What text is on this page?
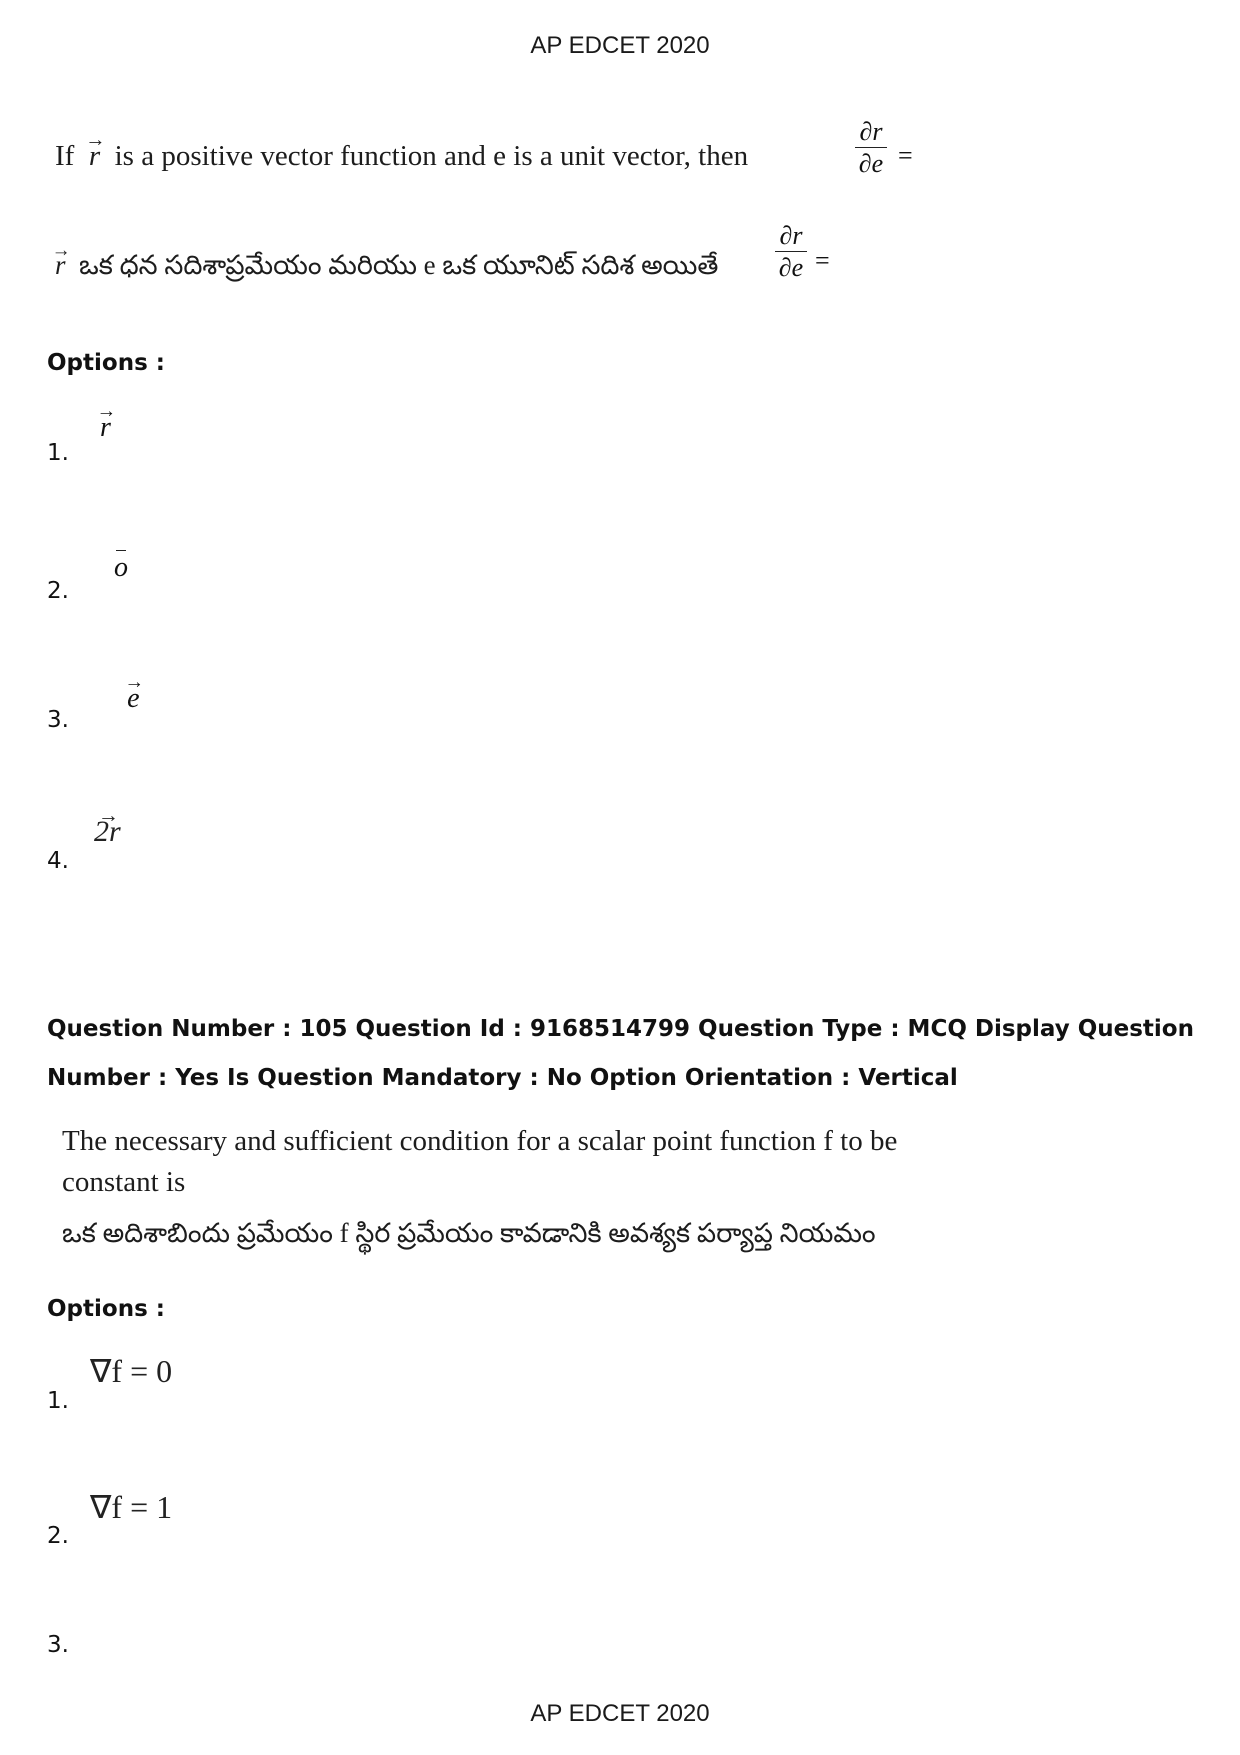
AP EDCET 2020
If  → r is a positive vector function and e is a unit vector, then
∂r
∂e =
→ r ఒక ధన సదిశాప్రమేయం మరియు e ఒక యూనిట్ సదిశ అయితే
∂r
∂e =
Options :
1.
→ r
2.
o
3.
→ e
4.
→ 2r
Question Number : 105 Question Id : 9168514799 Question Type : MCQ Display Question
Number : Yes Is Question Mandatory : No Option Orientation : Vertical
The necessary and sufficient condition for a scalar point function f to be
constant is
ఒక అదిశాబిందు ప్రమేయం f స్థిర ప్రమేయం కావడానికి అవశ్యక పర్యాప్త నియమం
Options :
1.
∇f = 0
2.
∇f = 1
3.
AP EDCET 2020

Problem → Identify all lines where the word "Question" shows up. Copy them.

Task solution →
Question Number : 105 Question Id : 9168514799 Question Type : MCQ Display Question
Number : Yes Is Question Mandatory : No Option Orientation : Vertical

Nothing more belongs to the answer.